**Stored entries**
▶

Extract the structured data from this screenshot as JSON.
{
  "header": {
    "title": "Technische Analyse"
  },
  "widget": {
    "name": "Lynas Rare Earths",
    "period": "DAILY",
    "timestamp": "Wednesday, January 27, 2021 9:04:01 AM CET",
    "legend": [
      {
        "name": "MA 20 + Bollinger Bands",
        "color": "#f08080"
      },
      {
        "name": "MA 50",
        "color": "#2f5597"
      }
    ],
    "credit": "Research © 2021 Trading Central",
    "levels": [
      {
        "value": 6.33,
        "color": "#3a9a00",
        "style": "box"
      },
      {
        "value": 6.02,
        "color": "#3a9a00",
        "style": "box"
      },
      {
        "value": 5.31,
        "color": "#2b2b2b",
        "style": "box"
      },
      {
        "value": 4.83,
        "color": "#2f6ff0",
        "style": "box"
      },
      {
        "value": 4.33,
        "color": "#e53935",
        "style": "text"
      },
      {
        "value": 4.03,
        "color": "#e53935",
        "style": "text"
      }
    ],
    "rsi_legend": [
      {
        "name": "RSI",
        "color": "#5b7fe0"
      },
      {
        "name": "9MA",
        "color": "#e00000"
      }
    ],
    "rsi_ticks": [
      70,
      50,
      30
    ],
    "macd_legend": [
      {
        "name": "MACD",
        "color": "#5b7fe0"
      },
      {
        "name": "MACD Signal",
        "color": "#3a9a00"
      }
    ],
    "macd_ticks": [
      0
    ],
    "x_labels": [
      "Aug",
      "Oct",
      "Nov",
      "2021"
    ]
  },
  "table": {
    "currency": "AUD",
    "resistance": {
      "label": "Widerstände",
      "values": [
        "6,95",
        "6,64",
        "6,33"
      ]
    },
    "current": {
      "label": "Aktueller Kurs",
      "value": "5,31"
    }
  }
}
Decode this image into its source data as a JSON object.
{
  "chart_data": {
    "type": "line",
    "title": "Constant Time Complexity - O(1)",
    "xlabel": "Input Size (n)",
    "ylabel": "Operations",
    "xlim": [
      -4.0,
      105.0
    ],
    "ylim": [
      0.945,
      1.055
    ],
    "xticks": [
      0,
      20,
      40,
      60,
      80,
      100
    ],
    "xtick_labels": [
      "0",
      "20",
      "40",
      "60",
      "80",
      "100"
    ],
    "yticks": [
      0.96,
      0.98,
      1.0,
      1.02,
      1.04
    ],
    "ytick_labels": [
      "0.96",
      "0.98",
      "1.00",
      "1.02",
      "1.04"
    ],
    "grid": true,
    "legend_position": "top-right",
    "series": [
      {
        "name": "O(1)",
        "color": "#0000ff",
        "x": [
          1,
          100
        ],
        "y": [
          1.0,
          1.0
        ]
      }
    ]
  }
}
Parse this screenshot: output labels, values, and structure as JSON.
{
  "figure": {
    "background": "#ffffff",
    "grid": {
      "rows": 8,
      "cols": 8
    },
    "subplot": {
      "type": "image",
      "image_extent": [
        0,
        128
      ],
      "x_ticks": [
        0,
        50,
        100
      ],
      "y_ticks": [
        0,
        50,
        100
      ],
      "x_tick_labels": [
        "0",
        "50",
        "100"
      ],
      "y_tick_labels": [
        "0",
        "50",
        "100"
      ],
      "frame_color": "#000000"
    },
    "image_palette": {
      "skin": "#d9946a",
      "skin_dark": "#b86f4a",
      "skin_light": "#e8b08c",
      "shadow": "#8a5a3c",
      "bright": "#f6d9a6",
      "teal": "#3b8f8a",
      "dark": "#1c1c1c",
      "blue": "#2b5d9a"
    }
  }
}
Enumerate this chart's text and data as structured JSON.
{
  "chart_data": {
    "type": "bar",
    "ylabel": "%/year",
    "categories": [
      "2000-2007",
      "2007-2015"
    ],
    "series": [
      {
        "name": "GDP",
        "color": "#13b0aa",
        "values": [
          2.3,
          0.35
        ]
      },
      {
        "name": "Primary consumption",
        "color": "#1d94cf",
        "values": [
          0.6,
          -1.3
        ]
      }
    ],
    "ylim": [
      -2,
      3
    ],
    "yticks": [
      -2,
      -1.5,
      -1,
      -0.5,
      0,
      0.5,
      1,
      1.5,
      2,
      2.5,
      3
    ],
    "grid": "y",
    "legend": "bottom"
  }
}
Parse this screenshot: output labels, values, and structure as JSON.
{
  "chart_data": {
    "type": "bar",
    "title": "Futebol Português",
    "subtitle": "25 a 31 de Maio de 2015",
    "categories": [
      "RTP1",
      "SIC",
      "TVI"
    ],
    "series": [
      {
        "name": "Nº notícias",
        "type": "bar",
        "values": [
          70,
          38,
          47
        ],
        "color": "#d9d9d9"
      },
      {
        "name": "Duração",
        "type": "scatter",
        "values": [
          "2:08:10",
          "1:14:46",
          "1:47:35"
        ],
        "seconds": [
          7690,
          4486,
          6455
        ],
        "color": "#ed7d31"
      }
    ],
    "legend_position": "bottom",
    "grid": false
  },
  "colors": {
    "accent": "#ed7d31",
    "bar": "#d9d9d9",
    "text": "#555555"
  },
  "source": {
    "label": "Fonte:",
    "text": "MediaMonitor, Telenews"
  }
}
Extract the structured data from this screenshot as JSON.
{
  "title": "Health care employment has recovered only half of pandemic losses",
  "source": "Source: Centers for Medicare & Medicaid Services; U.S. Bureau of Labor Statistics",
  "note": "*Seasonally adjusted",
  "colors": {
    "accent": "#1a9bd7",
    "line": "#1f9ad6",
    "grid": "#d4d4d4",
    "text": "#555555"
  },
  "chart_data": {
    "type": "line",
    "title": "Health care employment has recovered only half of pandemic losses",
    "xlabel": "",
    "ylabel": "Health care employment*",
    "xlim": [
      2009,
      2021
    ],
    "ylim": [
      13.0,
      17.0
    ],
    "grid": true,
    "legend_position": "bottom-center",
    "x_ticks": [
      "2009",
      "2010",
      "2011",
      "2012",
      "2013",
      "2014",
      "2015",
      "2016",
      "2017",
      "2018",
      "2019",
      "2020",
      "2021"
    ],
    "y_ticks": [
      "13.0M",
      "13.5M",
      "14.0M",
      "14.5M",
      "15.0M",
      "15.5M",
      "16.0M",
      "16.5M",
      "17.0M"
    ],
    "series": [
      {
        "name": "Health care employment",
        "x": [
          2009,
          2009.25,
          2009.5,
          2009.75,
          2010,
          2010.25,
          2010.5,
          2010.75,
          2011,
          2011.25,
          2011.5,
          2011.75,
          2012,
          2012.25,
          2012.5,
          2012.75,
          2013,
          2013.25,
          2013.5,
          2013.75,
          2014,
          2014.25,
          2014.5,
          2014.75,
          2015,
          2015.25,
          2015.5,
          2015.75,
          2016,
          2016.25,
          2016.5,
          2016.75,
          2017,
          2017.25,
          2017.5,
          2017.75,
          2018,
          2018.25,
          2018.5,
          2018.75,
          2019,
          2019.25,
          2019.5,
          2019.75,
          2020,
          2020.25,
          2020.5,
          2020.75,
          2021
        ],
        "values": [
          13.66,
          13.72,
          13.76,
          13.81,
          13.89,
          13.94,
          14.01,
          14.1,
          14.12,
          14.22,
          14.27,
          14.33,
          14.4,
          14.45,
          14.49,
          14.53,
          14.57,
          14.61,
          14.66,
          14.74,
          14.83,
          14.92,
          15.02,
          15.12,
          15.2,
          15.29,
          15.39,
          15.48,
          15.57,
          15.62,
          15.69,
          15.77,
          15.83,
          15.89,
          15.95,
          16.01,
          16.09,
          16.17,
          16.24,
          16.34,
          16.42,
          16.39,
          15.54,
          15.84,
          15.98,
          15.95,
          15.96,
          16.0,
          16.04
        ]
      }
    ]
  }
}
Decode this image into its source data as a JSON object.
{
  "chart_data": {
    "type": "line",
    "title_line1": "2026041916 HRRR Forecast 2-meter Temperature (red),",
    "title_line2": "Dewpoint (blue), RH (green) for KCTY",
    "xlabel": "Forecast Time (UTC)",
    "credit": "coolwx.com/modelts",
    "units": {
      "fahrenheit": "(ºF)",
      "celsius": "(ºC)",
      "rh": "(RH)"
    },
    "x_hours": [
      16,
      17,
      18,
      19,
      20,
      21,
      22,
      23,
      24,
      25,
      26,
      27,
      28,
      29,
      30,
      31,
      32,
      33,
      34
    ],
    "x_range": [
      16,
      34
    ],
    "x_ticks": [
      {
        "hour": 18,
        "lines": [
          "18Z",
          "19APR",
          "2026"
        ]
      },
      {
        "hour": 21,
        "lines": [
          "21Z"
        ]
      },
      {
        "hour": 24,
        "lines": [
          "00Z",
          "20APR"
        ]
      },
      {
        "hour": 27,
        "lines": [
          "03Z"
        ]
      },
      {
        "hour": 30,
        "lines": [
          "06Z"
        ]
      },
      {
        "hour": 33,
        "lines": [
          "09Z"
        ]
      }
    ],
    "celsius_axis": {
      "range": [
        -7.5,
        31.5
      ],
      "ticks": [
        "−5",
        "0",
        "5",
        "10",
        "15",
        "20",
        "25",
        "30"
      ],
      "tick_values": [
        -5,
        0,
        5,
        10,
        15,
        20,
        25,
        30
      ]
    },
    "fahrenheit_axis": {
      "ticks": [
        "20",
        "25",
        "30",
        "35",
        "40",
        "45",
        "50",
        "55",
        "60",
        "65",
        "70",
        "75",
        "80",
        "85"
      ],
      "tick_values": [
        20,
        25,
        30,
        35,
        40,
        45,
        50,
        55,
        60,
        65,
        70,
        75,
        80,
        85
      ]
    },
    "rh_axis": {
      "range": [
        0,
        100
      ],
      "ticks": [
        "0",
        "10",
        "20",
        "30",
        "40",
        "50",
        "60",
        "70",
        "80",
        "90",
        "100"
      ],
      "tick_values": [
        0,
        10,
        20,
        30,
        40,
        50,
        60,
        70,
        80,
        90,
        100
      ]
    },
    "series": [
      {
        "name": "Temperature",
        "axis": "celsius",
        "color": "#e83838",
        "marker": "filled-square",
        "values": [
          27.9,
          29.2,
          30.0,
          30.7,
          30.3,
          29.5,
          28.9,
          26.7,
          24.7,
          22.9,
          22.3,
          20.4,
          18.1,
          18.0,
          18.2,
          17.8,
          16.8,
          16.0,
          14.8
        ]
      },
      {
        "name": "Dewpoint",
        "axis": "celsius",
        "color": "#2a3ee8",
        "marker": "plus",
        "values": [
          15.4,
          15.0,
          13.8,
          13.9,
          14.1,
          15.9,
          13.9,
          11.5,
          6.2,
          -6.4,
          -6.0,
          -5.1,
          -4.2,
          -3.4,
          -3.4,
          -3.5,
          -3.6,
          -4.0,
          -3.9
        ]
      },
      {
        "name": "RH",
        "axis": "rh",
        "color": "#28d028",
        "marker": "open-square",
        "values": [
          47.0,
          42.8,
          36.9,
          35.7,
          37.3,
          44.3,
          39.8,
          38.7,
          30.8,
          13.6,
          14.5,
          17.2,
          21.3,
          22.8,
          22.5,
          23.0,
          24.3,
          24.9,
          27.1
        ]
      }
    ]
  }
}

◀

**Task details**
Display every line of the listing that contains the string "pandemic".

**Response to the exercise**
  "title": "Health care employment has recovered only half of pandemic losses",
    "title": "Health care employment has recovered only half of pandemic losses",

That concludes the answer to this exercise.